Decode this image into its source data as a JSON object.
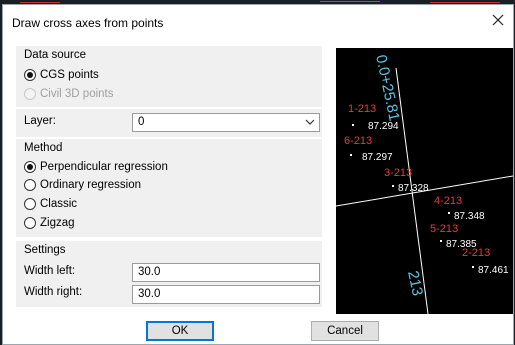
{
  "dialog": {
    "title": "Draw cross axes from points",
    "close_glyph": "✕"
  },
  "data_source": {
    "label": "Data source",
    "options": [
      {
        "label": "CGS points",
        "checked": true,
        "disabled": false
      },
      {
        "label": "Civil 3D points",
        "checked": false,
        "disabled": true
      }
    ]
  },
  "layer": {
    "label": "Layer:",
    "value": "0"
  },
  "method": {
    "label": "Method",
    "options": [
      {
        "label": "Perpendicular regression",
        "checked": true
      },
      {
        "label": "Ordinary regression",
        "checked": false
      },
      {
        "label": "Classic",
        "checked": false
      },
      {
        "label": "Zigzag",
        "checked": false
      }
    ]
  },
  "settings": {
    "label": "Settings",
    "width_left_label": "Width left:",
    "width_left_value": "30.0",
    "width_right_label": "Width right:",
    "width_right_value": "30.0"
  },
  "buttons": {
    "ok": "OK",
    "cancel": "Cancel"
  },
  "preview": {
    "station_top": "0.0+25.81",
    "station_bottom": "213",
    "points": [
      {
        "id": "1-213",
        "elev": "87.294"
      },
      {
        "id": "6-213",
        "elev": "87.297"
      },
      {
        "id": "3-213",
        "elev": "87.328"
      },
      {
        "id": "4-213",
        "elev": "87.348"
      },
      {
        "id": "5-213",
        "elev": "87.385"
      },
      {
        "id": "2-213",
        "elev": "87.461"
      }
    ],
    "colors": {
      "background": "#000000",
      "point_id": "#e83a3a",
      "elevation": "#ffffff",
      "station": "#5bc8e6",
      "axis": "#ffffff"
    }
  }
}
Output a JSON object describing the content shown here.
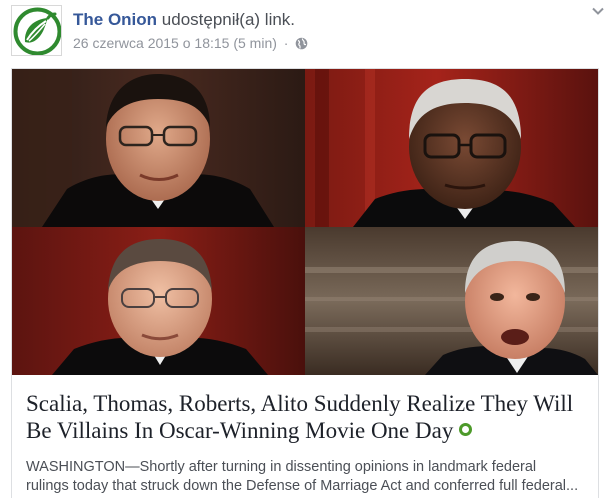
{
  "post": {
    "author": "The Onion",
    "action": "udostępnił(a) link.",
    "date": "26 czerwca 2015 o 18:15",
    "read_time": "(5 min)",
    "separator": "·",
    "privacy_icon": "globe-icon",
    "menu_icon": "chevron-down-icon"
  },
  "link": {
    "headline": "Scalia, Thomas, Roberts, Alito Suddenly Realize They Will Be Villains In Oscar-Winning Movie One Day",
    "description_line1": "WASHINGTON—Shortly after turning in dissenting opinions in landmark federal",
    "description_line2": "rulings today that struck down the Defense of Marriage Act and conferred full federal..."
  },
  "colors": {
    "author_link": "#365899",
    "meta_text": "#90949c",
    "headline_text": "#1d2129",
    "onion_green": "#4d9a2a"
  }
}
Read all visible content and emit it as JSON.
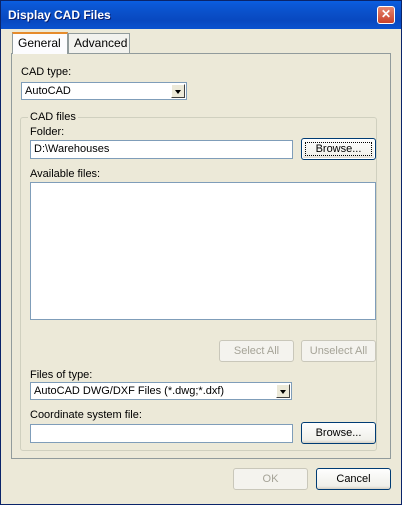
·····
_WHAT TO WORK ON:_
Repeat the data exactly, dropping every picture it holds.

_REPLY:_
Decode this image into its source data as a JSON object.
{
  "dialog": {
    "title": "Draw cross axes from points",
    "close_glyph": "✕"
  },
  "data_source": {
    "label": "Data source",
    "options": [
      {
        "label": "CGS points",
        "checked": true,
        "disabled": false
      },
      {
        "label": "Civil 3D points",
        "checked": false,
        "disabled": true
      }
    ]
  },
  "layer": {
    "label": "Layer:",
    "value": "0"
  },
  "method": {
    "label": "Method",
    "options": [
      {
        "label": "Perpendicular regression",
        "checked": true
      },
      {
        "label": "Ordinary regression",
        "checked": false
      },
      {
        "label": "Classic",
        "checked": false
      },
      {
        "label": "Zigzag",
        "checked": false
      }
    ]
  },
  "settings": {
    "label": "Settings",
    "width_left_label": "Width left:",
    "width_left_value": "30.0",
    "width_right_label": "Width right:",
    "width_right_value": "30.0"
  },
  "buttons": {
    "ok": "OK",
    "cancel": "Cancel"
  },
  "preview": {
    "station_top": "0.0+25.81",
    "station_bottom": "213",
    "points": [
      {
        "id": "1-213",
        "elev": "87.294"
      },
      {
        "id": "6-213",
        "elev": "87.297"
      },
      {
        "id": "3-213",
        "elev": "87.328"
      },
      {
        "id": "4-213",
        "elev": "87.348"
      },
      {
        "id": "5-213",
        "elev": "87.385"
      },
      {
        "id": "2-213",
        "elev": "87.461"
      }
    ],
    "colors": {
      "background": "#000000",
      "point_id": "#e83a3a",
      "elevation": "#ffffff",
      "station": "#5bc8e6",
      "axis": "#ffffff"
    }
  }
}
Output a JSON object describing the content shown here.
{
  "post": {
    "author": "The Onion",
    "action": "udostępnił(a) link.",
    "date": "26 czerwca 2015 o 18:15",
    "read_time": "(5 min)",
    "separator": "·",
    "privacy_icon": "globe-icon",
    "menu_icon": "chevron-down-icon"
  },
  "link": {
    "headline": "Scalia, Thomas, Roberts, Alito Suddenly Realize They Will Be Villains In Oscar-Winning Movie One Day",
    "description_line1": "WASHINGTON—Shortly after turning in dissenting opinions in landmark federal",
    "description_line2": "rulings today that struck down the Defense of Marriage Act and conferred full federal..."
  },
  "colors": {
    "author_link": "#365899",
    "meta_text": "#90949c",
    "headline_text": "#1d2129",
    "onion_green": "#4d9a2a"
  }
}
Read all visible content and emit it as JSON.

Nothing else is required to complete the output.